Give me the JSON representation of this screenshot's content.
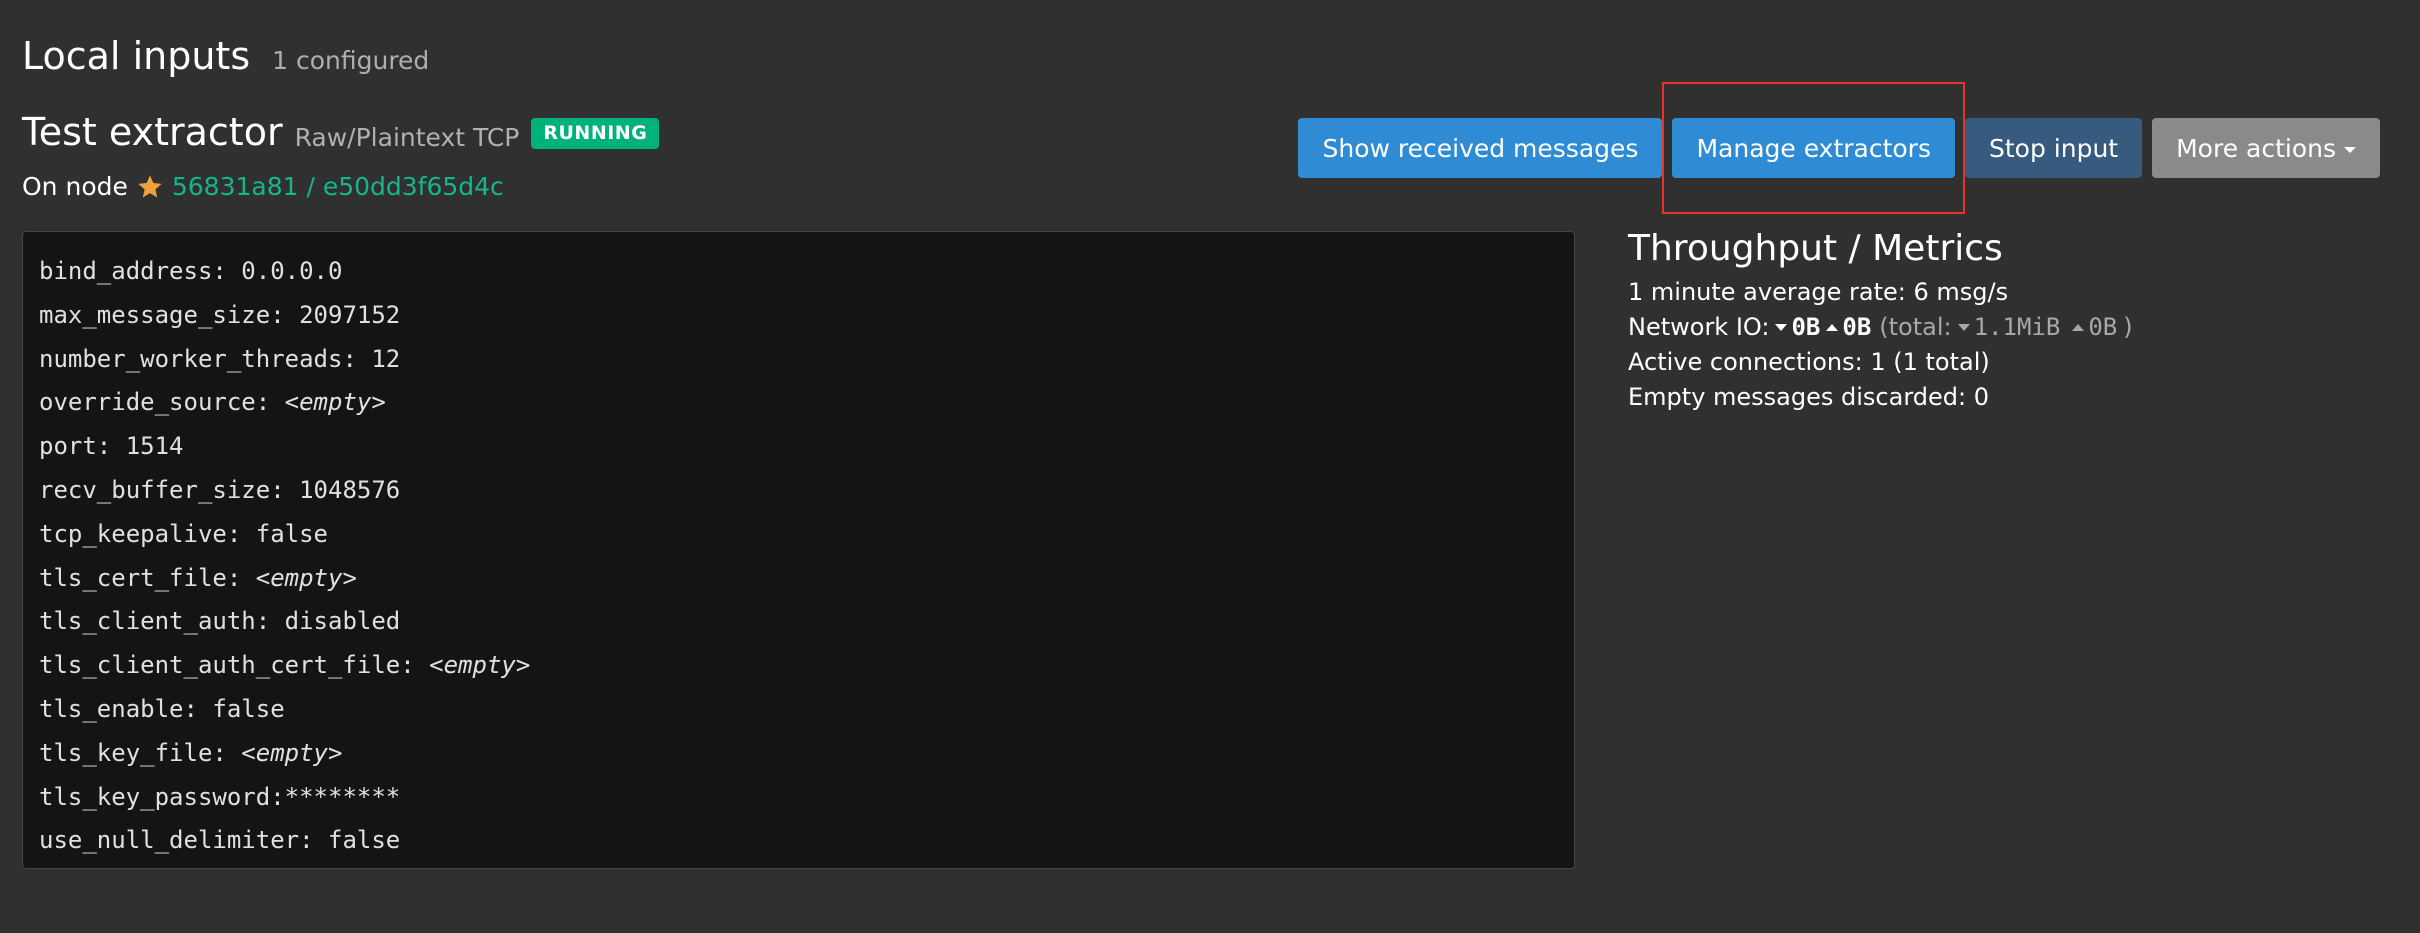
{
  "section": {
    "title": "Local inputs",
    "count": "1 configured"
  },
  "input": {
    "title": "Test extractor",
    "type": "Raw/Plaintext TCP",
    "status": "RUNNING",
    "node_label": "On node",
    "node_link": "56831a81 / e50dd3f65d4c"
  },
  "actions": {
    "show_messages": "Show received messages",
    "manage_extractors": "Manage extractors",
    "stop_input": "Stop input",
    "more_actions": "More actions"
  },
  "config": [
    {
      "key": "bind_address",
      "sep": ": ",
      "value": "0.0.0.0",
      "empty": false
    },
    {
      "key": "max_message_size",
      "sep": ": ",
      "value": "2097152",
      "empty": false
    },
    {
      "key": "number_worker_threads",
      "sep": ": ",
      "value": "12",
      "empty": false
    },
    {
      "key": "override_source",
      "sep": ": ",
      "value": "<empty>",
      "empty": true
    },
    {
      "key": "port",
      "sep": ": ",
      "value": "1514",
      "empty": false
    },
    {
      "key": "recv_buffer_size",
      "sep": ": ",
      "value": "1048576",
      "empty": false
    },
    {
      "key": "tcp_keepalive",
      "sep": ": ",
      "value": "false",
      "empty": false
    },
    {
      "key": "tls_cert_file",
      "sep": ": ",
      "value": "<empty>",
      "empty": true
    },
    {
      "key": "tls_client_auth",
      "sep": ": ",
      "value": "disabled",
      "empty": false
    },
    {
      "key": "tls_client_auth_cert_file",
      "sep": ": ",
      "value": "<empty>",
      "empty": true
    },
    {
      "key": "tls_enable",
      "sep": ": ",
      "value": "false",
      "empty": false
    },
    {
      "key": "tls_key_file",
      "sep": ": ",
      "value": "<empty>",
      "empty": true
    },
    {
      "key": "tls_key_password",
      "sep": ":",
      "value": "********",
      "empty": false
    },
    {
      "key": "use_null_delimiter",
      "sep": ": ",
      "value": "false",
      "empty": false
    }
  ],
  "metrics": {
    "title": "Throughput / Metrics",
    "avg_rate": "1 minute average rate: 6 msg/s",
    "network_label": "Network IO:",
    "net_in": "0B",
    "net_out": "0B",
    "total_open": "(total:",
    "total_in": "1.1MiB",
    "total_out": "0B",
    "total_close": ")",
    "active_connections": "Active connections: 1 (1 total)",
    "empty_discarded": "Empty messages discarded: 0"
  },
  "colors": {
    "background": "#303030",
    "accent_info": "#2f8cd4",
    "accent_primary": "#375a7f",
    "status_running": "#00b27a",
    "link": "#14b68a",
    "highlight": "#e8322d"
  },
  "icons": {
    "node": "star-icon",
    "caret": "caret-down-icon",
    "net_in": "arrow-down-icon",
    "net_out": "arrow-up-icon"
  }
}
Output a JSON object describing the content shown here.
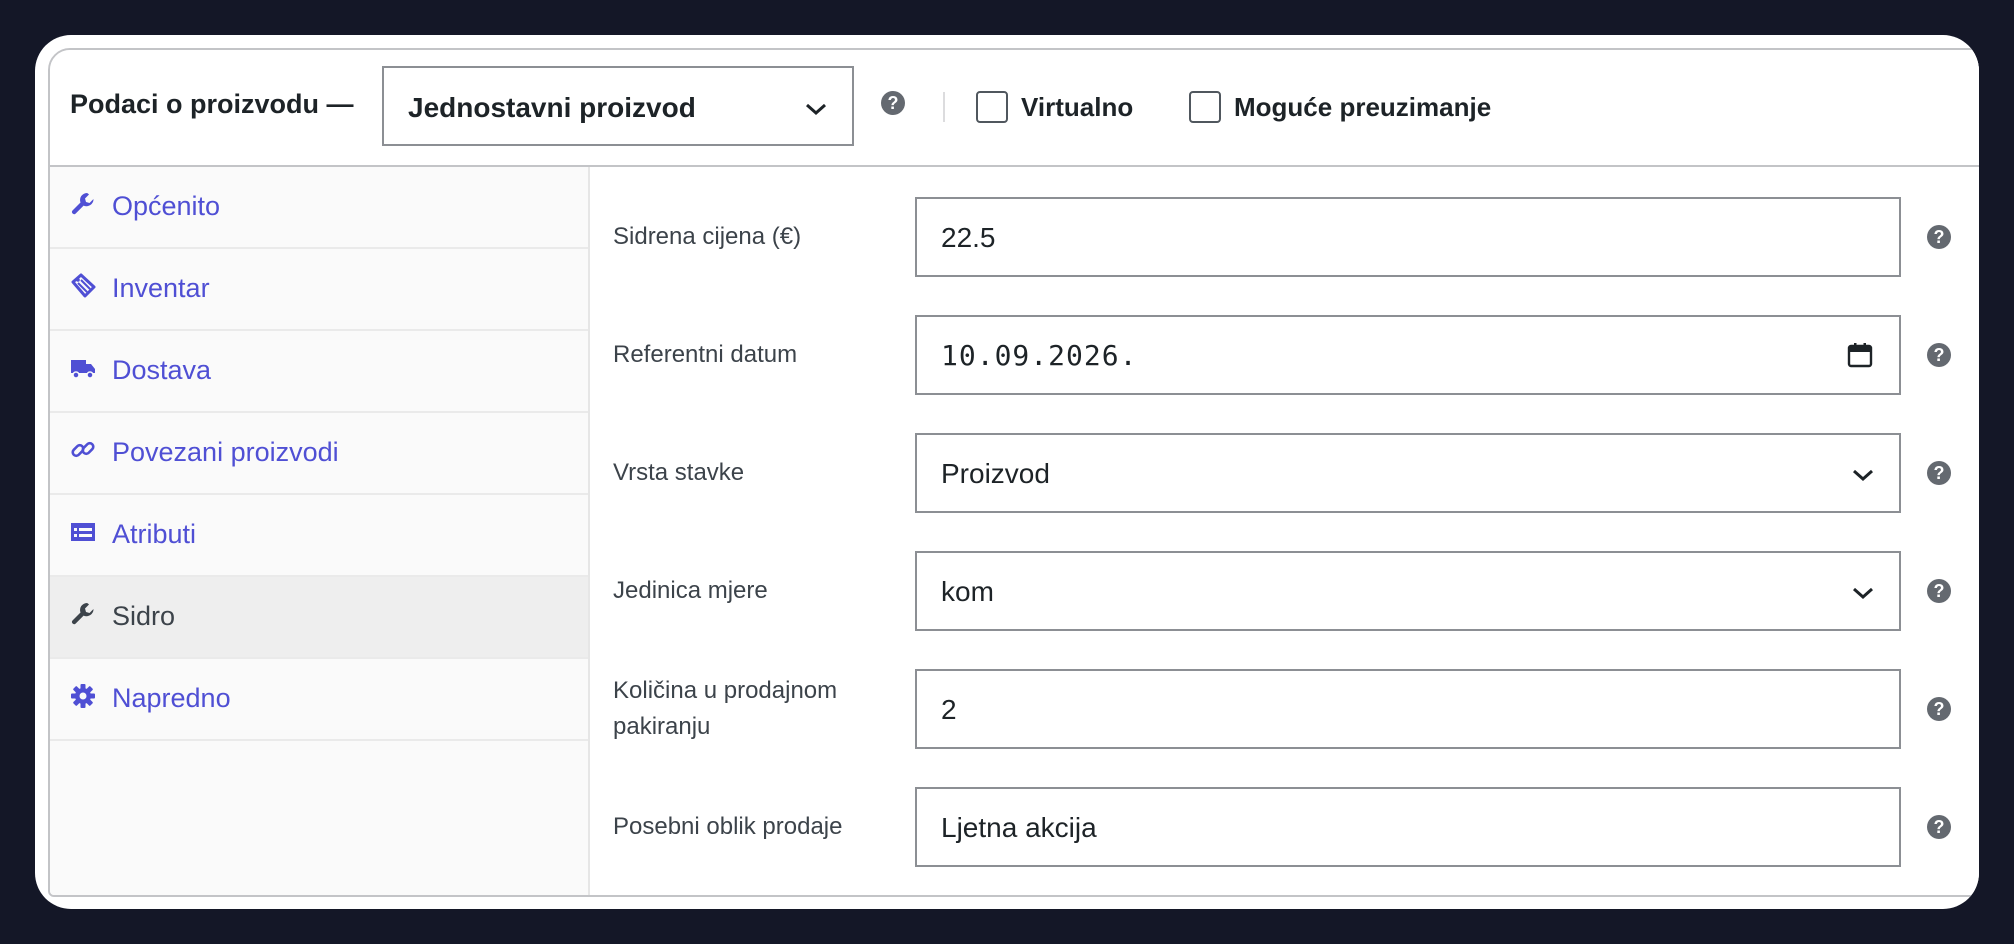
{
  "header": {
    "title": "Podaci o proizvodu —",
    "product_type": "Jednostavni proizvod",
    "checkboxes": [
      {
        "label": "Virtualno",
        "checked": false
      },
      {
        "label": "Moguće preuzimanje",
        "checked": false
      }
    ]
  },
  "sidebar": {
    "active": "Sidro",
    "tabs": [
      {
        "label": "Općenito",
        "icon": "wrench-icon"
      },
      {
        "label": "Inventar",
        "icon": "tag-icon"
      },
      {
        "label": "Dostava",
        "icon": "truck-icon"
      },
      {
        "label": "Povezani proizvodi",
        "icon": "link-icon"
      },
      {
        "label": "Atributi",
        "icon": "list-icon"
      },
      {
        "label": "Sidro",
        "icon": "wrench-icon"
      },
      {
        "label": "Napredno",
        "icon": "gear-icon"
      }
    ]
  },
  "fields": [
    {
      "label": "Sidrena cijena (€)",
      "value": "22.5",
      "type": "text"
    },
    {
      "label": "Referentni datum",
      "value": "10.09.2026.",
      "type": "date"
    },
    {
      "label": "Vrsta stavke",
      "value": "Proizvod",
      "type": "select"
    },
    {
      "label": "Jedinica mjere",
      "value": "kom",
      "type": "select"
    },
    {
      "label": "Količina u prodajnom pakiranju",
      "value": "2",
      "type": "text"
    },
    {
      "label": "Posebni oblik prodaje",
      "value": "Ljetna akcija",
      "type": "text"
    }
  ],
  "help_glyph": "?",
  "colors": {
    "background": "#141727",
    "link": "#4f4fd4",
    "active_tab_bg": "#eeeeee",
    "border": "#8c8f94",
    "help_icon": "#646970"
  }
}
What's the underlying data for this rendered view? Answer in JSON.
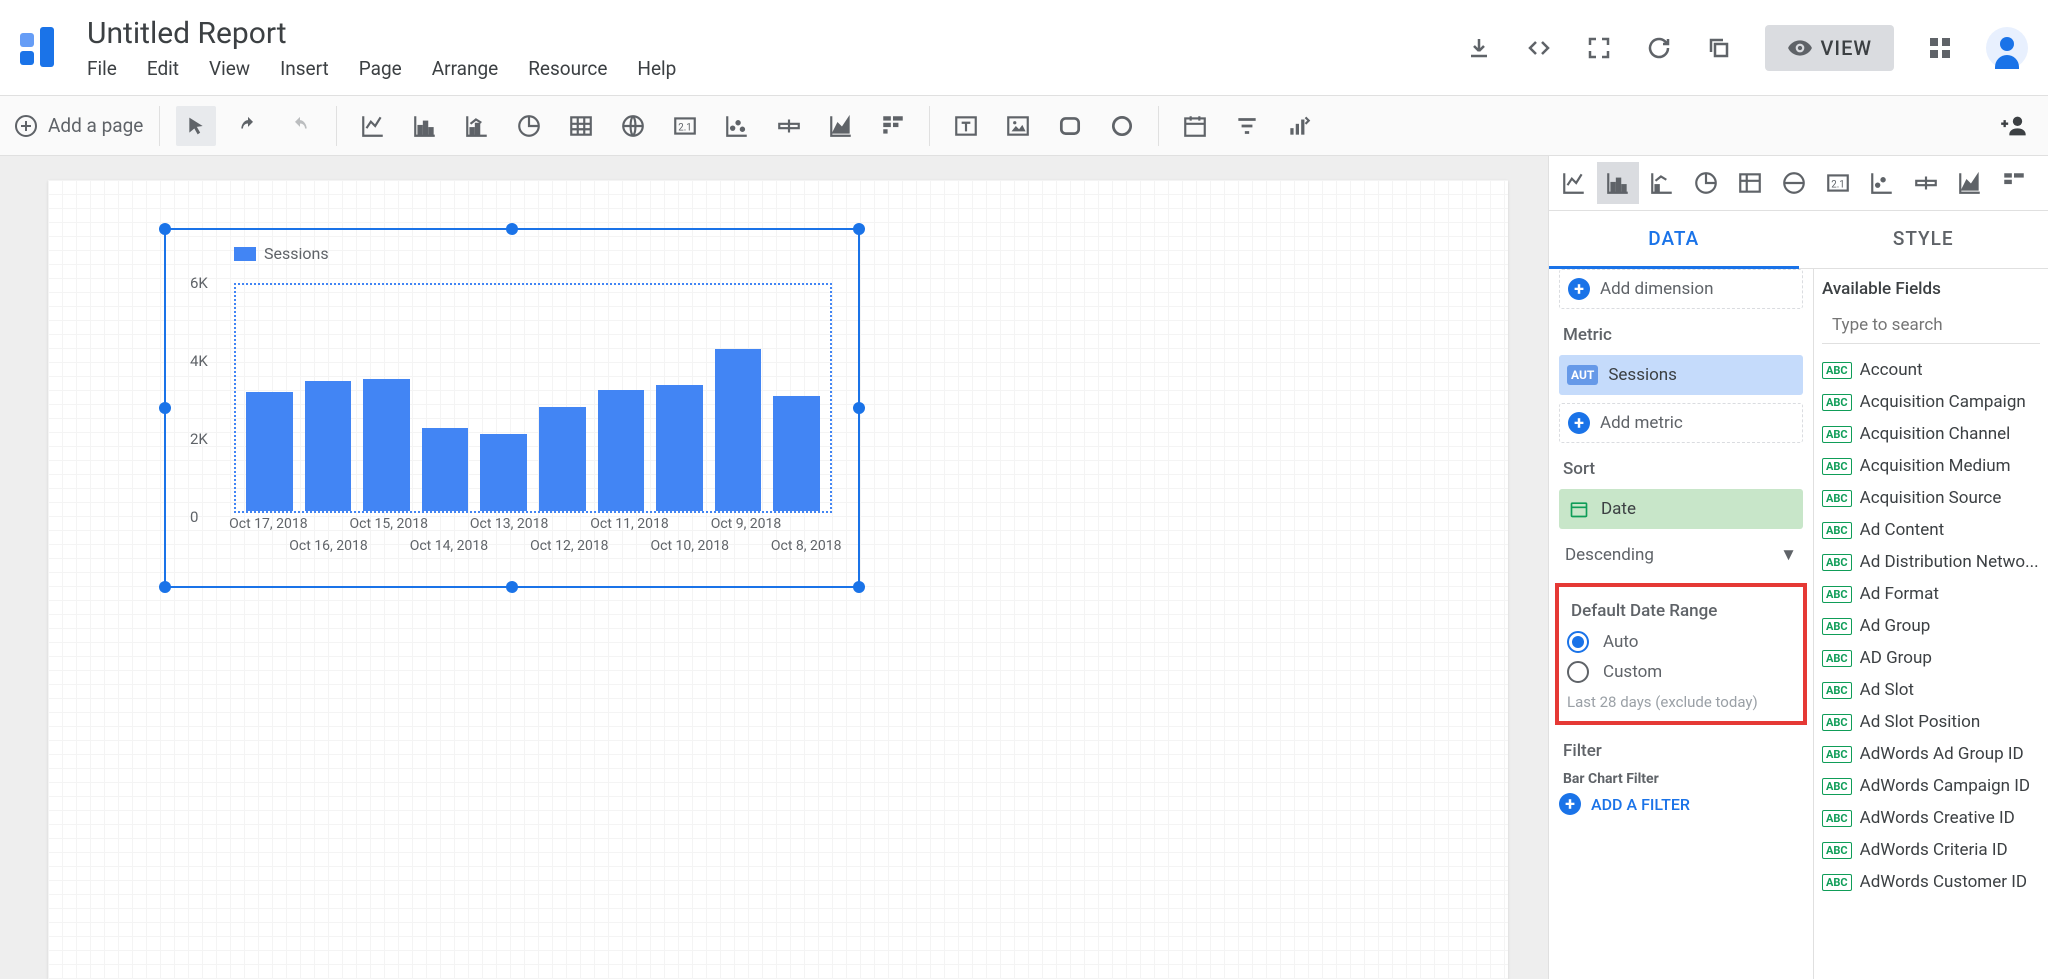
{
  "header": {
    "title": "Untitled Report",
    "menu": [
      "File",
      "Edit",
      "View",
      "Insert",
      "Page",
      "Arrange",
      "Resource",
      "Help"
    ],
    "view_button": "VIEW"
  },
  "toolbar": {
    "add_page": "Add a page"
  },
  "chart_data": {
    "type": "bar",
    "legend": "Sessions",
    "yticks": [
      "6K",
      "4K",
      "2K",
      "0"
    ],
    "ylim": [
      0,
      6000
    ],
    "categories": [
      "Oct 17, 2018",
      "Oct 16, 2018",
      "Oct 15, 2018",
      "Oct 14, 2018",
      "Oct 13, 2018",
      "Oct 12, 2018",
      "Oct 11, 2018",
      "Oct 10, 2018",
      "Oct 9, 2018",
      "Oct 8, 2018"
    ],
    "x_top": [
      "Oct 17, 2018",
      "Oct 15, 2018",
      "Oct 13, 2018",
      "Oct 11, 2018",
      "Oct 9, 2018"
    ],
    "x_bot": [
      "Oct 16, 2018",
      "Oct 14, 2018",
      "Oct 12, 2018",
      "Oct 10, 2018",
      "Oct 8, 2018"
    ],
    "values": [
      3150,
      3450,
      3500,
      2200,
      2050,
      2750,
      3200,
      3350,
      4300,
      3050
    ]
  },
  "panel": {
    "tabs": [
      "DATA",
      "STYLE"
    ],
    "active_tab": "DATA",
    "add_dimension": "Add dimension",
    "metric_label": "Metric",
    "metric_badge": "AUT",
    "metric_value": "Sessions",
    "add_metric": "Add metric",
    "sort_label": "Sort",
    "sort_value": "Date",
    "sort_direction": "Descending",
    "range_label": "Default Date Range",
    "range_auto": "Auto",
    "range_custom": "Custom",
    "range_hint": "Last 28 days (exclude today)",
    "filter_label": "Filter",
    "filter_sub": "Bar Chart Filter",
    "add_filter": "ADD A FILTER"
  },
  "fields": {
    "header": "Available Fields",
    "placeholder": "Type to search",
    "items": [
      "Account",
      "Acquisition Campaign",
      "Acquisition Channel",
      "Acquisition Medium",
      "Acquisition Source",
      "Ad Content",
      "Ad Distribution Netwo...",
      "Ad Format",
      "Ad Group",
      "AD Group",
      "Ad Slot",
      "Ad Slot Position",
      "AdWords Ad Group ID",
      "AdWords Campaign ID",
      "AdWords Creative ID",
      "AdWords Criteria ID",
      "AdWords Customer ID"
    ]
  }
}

+ + + + +

Task requirements> Check each line above for the string "Campaign", then copy the ones that have it.

Exercise response>
      "Acquisition Campaign",
      "AdWords Campaign ID",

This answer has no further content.